- Written exercise:
Retype every entry word for word.

- Data for the task:
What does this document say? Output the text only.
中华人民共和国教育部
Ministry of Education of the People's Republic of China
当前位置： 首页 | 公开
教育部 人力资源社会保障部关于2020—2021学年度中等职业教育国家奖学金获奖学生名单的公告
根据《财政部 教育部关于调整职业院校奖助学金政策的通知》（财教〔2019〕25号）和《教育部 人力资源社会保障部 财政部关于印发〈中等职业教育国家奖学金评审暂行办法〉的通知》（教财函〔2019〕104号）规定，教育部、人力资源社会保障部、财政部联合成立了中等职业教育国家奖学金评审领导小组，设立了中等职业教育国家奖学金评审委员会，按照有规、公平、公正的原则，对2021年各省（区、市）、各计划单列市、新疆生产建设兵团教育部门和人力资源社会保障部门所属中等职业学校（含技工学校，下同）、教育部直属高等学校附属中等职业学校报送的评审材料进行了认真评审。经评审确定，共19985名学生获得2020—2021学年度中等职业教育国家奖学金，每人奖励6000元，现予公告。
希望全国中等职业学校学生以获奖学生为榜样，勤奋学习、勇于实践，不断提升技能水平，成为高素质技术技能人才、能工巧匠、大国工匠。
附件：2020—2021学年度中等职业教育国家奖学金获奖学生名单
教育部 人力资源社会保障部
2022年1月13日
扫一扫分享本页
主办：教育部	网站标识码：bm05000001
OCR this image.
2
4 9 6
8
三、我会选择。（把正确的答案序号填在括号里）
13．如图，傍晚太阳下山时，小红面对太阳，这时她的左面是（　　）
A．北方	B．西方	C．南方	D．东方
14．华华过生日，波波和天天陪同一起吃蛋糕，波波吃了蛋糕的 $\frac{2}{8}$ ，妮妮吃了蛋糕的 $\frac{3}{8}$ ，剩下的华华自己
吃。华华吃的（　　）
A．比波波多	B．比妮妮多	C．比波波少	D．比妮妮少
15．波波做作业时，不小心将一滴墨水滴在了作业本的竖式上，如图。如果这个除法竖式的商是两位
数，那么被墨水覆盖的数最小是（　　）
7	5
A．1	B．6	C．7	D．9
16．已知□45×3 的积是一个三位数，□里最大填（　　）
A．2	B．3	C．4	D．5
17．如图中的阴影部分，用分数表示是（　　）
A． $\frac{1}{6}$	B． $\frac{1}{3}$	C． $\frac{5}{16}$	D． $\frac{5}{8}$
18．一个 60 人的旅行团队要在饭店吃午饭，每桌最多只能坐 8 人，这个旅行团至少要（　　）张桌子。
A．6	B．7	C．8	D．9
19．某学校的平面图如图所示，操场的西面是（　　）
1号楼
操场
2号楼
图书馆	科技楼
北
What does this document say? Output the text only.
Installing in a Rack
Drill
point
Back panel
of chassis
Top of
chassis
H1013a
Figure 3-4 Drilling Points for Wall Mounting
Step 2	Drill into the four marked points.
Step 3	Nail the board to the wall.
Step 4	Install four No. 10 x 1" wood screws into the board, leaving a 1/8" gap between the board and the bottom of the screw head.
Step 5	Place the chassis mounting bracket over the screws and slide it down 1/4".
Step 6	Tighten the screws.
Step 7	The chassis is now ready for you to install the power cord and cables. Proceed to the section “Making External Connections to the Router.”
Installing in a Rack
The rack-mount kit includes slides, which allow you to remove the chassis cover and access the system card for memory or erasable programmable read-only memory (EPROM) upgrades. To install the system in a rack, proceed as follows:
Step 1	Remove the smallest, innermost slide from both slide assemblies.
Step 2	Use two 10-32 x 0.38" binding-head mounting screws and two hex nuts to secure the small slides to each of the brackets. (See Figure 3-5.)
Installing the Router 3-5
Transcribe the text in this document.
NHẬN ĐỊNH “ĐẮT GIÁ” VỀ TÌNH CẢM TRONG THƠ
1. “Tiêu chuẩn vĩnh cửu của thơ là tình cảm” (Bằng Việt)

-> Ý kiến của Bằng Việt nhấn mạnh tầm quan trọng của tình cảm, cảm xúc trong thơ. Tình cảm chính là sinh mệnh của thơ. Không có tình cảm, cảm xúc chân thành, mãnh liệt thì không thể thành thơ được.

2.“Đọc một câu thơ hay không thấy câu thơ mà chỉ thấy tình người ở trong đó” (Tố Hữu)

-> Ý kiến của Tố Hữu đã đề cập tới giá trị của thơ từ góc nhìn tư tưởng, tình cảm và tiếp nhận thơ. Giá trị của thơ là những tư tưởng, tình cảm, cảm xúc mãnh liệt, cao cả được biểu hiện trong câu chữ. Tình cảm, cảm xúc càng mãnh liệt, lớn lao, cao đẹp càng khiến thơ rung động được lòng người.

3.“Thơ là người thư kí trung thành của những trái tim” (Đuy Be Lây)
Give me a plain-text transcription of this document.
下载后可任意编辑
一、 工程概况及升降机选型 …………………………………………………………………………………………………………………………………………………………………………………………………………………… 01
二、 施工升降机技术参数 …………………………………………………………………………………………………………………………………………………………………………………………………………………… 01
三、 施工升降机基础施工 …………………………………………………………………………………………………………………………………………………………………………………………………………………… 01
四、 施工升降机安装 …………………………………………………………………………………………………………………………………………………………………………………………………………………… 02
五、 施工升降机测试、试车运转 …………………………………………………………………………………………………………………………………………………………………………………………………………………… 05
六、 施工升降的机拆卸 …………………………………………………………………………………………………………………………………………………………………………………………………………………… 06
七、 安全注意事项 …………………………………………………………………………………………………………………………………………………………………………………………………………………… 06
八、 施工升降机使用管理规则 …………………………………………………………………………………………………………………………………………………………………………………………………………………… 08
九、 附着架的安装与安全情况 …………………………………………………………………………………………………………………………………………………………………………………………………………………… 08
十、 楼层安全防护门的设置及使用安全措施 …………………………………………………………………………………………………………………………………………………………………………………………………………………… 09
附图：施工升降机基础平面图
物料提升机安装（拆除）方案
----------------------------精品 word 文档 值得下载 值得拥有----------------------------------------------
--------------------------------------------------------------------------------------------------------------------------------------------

- Task result:
What does this document say? Output the text only.
中华人民共和国教育部
Ministry of Education of the People's Republic of China
当前位置： 首页 | 公开
教育部 人力资源社会保障部关于2020—2021学年度中等职业教育国家奖学金获奖学生名单的公告
根据《财政部 教育部关于调整职业院校奖助学金政策的通知》（财教〔2019〕25号）和《教育部 人力资源社会保障部 财政部关于印发〈中等职业教育国家奖学金评审暂行办法〉的通知》（教财函〔2019〕104号）规定，教育部、人力资源社会保障部、财政部联合成立了中等职业教育国家奖学金评审领导小组，设立了中等职业教育国家奖学金评审委员会，按照有规、公平、公正的原则，对2021年各省（区、市）、各计划单列市、新疆生产建设兵团教育部门和人力资源社会保障部门所属中等职业学校（含技工学校，下同）、教育部直属高等学校附属中等职业学校报送的评审材料进行了认真评审。经评审确定，共19985名学生获得2020—2021学年度中等职业教育国家奖学金，每人奖励6000元，现予公告。
希望全国中等职业学校学生以获奖学生为榜样，勤奋学习、勇于实践，不断提升技能水平，成为高素质技术技能人才、能工巧匠、大国工匠。
附件：2020—2021学年度中等职业教育国家奖学金获奖学生名单
教育部 人力资源社会保障部
2022年1月13日
扫一扫分享本页
主办：教育部	网站标识码：bm05000001
OCR this image.
2
4 9 6
8
三、我会选择。（把正确的答案序号填在括号里）
13．如图，傍晚太阳下山时，小红面对太阳，这时她的左面是（　　）
A．北方	B．西方	C．南方	D．东方
14．华华过生日，波波和天天陪同一起吃蛋糕，波波吃了蛋糕的 $\frac{2}{8}$ ，妮妮吃了蛋糕的 $\frac{3}{8}$ ，剩下的华华自己
吃。华华吃的（　　）
A．比波波多	B．比妮妮多	C．比波波少	D．比妮妮少
15．波波做作业时，不小心将一滴墨水滴在了作业本的竖式上，如图。如果这个除法竖式的商是两位
数，那么被墨水覆盖的数最小是（　　）
7	5
A．1	B．6	C．7	D．9
16．已知□45×3 的积是一个三位数，□里最大填（　　）
A．2	B．3	C．4	D．5
17．如图中的阴影部分，用分数表示是（　　）
A． $\frac{1}{6}$	B． $\frac{1}{3}$	C． $\frac{5}{16}$	D． $\frac{5}{8}$
18．一个 60 人的旅行团队要在饭店吃午饭，每桌最多只能坐 8 人，这个旅行团至少要（　　）张桌子。
A．6	B．7	C．8	D．9
19．某学校的平面图如图所示，操场的西面是（　　）
1号楼
操场
2号楼
图书馆	科技楼
北
What does this document say? Output the text only.
Installing in a Rack
Drill
point
Back panel
of chassis
Top of
chassis
H1013a
Figure 3-4 Drilling Points for Wall Mounting
Step 2	Drill into the four marked points.
Step 3	Nail the board to the wall.
Step 4	Install four No. 10 x 1" wood screws into the board, leaving a 1/8" gap between the board and the bottom of the screw head.
Step 5	Place the chassis mounting bracket over the screws and slide it down 1/4".
Step 6	Tighten the screws.
Step 7	The chassis is now ready for you to install the power cord and cables. Proceed to the section “Making External Connections to the Router.”
Installing in a Rack
The rack-mount kit includes slides, which allow you to remove the chassis cover and access the system card for memory or erasable programmable read-only memory (EPROM) upgrades. To install the system in a rack, proceed as follows:
Step 1	Remove the smallest, innermost slide from both slide assemblies.
Step 2	Use two 10-32 x 0.38" binding-head mounting screws and two hex nuts to secure the small slides to each of the brackets. (See Figure 3-5.)
Installing the Router 3-5
Transcribe the text in this document.
NHẬN ĐỊNH “ĐẮT GIÁ” VỀ TÌNH CẢM TRONG THƠ
1. “Tiêu chuẩn vĩnh cửu của thơ là tình cảm” (Bằng Việt)

-> Ý kiến của Bằng Việt nhấn mạnh tầm quan trọng của tình cảm, cảm xúc trong thơ. Tình cảm chính là sinh mệnh của thơ. Không có tình cảm, cảm xúc chân thành, mãnh liệt thì không thể thành thơ được.

2.“Đọc một câu thơ hay không thấy câu thơ mà chỉ thấy tình người ở trong đó” (Tố Hữu)

-> Ý kiến của Tố Hữu đã đề cập tới giá trị của thơ từ góc nhìn tư tưởng, tình cảm và tiếp nhận thơ. Giá trị của thơ là những tư tưởng, tình cảm, cảm xúc mãnh liệt, cao cả được biểu hiện trong câu chữ. Tình cảm, cảm xúc càng mãnh liệt, lớn lao, cao đẹp càng khiến thơ rung động được lòng người.

3.“Thơ là người thư kí trung thành của những trái tim” (Đuy Be Lây)
Give me a plain-text transcription of this document.
下载后可任意编辑
一、 工程概况及升降机选型 …………………………………………………………………………………………………………………………………………………………………………………………………………………… 01
二、 施工升降机技术参数 …………………………………………………………………………………………………………………………………………………………………………………………………………………… 01
三、 施工升降机基础施工 …………………………………………………………………………………………………………………………………………………………………………………………………………………… 01
四、 施工升降机安装 …………………………………………………………………………………………………………………………………………………………………………………………………………………… 02
五、 施工升降机测试、试车运转 …………………………………………………………………………………………………………………………………………………………………………………………………………………… 05
六、 施工升降的机拆卸 …………………………………………………………………………………………………………………………………………………………………………………………………………………… 06
七、 安全注意事项 …………………………………………………………………………………………………………………………………………………………………………………………………………………… 06
八、 施工升降机使用管理规则 …………………………………………………………………………………………………………………………………………………………………………………………………………………… 08
九、 附着架的安装与安全情况 …………………………………………………………………………………………………………………………………………………………………………………………………………………… 08
十、 楼层安全防护门的设置及使用安全措施 …………………………………………………………………………………………………………………………………………………………………………………………………………………… 09
附图：施工升降机基础平面图
物料提升机安装（拆除）方案
----------------------------精品 word 文档 值得下载 值得拥有----------------------------------------------
--------------------------------------------------------------------------------------------------------------------------------------------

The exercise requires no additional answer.